-- Start MATERIALS PROVIDED --

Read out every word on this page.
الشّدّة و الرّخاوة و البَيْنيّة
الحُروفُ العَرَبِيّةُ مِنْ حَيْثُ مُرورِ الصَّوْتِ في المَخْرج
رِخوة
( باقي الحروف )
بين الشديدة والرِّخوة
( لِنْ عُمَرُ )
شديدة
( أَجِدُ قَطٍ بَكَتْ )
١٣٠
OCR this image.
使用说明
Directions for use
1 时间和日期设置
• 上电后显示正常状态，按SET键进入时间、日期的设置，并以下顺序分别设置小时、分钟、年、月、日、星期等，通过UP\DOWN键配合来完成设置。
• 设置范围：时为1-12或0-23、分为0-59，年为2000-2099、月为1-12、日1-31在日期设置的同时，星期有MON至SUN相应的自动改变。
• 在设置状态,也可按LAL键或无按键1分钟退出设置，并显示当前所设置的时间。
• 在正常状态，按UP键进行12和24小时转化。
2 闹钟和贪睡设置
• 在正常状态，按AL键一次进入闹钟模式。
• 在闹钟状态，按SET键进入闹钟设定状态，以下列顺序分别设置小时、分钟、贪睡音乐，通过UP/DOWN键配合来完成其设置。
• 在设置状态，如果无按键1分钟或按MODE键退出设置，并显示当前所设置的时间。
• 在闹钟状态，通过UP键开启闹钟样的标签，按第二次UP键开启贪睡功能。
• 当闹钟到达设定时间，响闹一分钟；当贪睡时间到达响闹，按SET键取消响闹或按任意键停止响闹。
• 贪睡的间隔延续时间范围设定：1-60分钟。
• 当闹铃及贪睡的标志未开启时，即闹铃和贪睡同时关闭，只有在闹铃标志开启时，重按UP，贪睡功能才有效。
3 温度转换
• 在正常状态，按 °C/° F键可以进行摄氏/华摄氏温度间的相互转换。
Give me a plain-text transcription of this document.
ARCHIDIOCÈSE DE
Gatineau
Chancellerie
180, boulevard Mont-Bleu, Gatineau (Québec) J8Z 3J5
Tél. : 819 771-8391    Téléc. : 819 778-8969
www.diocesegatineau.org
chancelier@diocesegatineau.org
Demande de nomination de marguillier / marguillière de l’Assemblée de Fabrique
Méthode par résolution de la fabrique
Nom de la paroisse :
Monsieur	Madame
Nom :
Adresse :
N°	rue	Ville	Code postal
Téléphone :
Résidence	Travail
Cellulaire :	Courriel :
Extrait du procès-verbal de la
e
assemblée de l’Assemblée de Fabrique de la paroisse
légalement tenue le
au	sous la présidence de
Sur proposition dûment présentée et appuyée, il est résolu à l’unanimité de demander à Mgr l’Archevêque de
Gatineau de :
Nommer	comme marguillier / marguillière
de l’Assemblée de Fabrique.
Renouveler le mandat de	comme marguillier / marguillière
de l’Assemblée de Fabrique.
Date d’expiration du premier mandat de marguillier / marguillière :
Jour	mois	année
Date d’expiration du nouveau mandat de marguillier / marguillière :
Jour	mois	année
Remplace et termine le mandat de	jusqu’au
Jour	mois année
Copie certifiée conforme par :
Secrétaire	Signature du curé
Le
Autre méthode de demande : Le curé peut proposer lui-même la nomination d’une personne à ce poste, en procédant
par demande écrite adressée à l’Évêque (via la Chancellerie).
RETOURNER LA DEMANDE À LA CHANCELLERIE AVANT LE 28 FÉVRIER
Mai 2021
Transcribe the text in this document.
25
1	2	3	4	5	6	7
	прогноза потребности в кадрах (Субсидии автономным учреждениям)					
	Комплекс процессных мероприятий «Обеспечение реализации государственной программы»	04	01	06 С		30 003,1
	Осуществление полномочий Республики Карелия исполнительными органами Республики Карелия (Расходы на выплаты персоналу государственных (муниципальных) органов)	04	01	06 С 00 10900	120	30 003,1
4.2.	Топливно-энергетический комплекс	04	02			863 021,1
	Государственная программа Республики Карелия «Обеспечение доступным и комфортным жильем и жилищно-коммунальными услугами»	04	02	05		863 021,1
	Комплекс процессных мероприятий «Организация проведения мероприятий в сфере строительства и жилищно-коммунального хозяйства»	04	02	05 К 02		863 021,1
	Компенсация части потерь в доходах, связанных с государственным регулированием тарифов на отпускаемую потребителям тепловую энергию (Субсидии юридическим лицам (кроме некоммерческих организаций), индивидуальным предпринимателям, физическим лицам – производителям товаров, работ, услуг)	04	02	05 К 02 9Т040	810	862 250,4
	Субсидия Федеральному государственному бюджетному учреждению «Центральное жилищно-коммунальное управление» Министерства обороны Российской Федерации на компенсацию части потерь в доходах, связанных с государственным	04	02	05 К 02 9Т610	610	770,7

-- End MATERIALS PROVIDED --

Write out the records shown above, exactly as they appear.

Read out every word on this page.
الشّدّة و الرّخاوة و البَيْنيّة
الحُروفُ العَرَبِيّةُ مِنْ حَيْثُ مُرورِ الصَّوْتِ في المَخْرج
رِخوة
( باقي الحروف )
بين الشديدة والرِّخوة
( لِنْ عُمَرُ )
شديدة
( أَجِدُ قَطٍ بَكَتْ )
١٣٠
OCR this image.
使用说明
Directions for use
1 时间和日期设置
• 上电后显示正常状态，按SET键进入时间、日期的设置，并以下顺序分别设置小时、分钟、年、月、日、星期等，通过UP\DOWN键配合来完成设置。
• 设置范围：时为1-12或0-23、分为0-59，年为2000-2099、月为1-12、日1-31在日期设置的同时，星期有MON至SUN相应的自动改变。
• 在设置状态,也可按LAL键或无按键1分钟退出设置，并显示当前所设置的时间。
• 在正常状态，按UP键进行12和24小时转化。
2 闹钟和贪睡设置
• 在正常状态，按AL键一次进入闹钟模式。
• 在闹钟状态，按SET键进入闹钟设定状态，以下列顺序分别设置小时、分钟、贪睡音乐，通过UP/DOWN键配合来完成其设置。
• 在设置状态，如果无按键1分钟或按MODE键退出设置，并显示当前所设置的时间。
• 在闹钟状态，通过UP键开启闹钟样的标签，按第二次UP键开启贪睡功能。
• 当闹钟到达设定时间，响闹一分钟；当贪睡时间到达响闹，按SET键取消响闹或按任意键停止响闹。
• 贪睡的间隔延续时间范围设定：1-60分钟。
• 当闹铃及贪睡的标志未开启时，即闹铃和贪睡同时关闭，只有在闹铃标志开启时，重按UP，贪睡功能才有效。
3 温度转换
• 在正常状态，按 °C/° F键可以进行摄氏/华摄氏温度间的相互转换。
Give me a plain-text transcription of this document.
ARCHIDIOCÈSE DE
Gatineau
Chancellerie
180, boulevard Mont-Bleu, Gatineau (Québec) J8Z 3J5
Tél. : 819 771-8391    Téléc. : 819 778-8969
www.diocesegatineau.org
chancelier@diocesegatineau.org
Demande de nomination de marguillier / marguillière de l’Assemblée de Fabrique
Méthode par résolution de la fabrique
Nom de la paroisse :
Monsieur	Madame
Nom :
Adresse :
N°	rue	Ville	Code postal
Téléphone :
Résidence	Travail
Cellulaire :	Courriel :
Extrait du procès-verbal de la
e
assemblée de l’Assemblée de Fabrique de la paroisse
légalement tenue le
au	sous la présidence de
Sur proposition dûment présentée et appuyée, il est résolu à l’unanimité de demander à Mgr l’Archevêque de
Gatineau de :
Nommer	comme marguillier / marguillière
de l’Assemblée de Fabrique.
Renouveler le mandat de	comme marguillier / marguillière
de l’Assemblée de Fabrique.
Date d’expiration du premier mandat de marguillier / marguillière :
Jour	mois	année
Date d’expiration du nouveau mandat de marguillier / marguillière :
Jour	mois	année
Remplace et termine le mandat de	jusqu’au
Jour	mois année
Copie certifiée conforme par :
Secrétaire	Signature du curé
Le
Autre méthode de demande : Le curé peut proposer lui-même la nomination d’une personne à ce poste, en procédant
par demande écrite adressée à l’Évêque (via la Chancellerie).
RETOURNER LA DEMANDE À LA CHANCELLERIE AVANT LE 28 FÉVRIER
Mai 2021
Transcribe the text in this document.
25
1	2	3	4	5	6	7
	прогноза потребности в кадрах (Субсидии автономным учреждениям)					
	Комплекс процессных мероприятий «Обеспечение реализации государственной программы»	04	01	06 С		30 003,1
	Осуществление полномочий Республики Карелия исполнительными органами Республики Карелия (Расходы на выплаты персоналу государственных (муниципальных) органов)	04	01	06 С 00 10900	120	30 003,1
4.2.	Топливно-энергетический комплекс	04	02			863 021,1
	Государственная программа Республики Карелия «Обеспечение доступным и комфортным жильем и жилищно-коммунальными услугами»	04	02	05		863 021,1
	Комплекс процессных мероприятий «Организация проведения мероприятий в сфере строительства и жилищно-коммунального хозяйства»	04	02	05 К 02		863 021,1
	Компенсация части потерь в доходах, связанных с государственным регулированием тарифов на отпускаемую потребителям тепловую энергию (Субсидии юридическим лицам (кроме некоммерческих организаций), индивидуальным предпринимателям, физическим лицам – производителям товаров, работ, услуг)	04	02	05 К 02 9Т040	810	862 250,4
	Субсидия Федеральному государственному бюджетному учреждению «Центральное жилищно-коммунальное управление» Министерства обороны Российской Федерации на компенсацию части потерь в доходах, связанных с государственным	04	02	05 К 02 9Т610	610	770,7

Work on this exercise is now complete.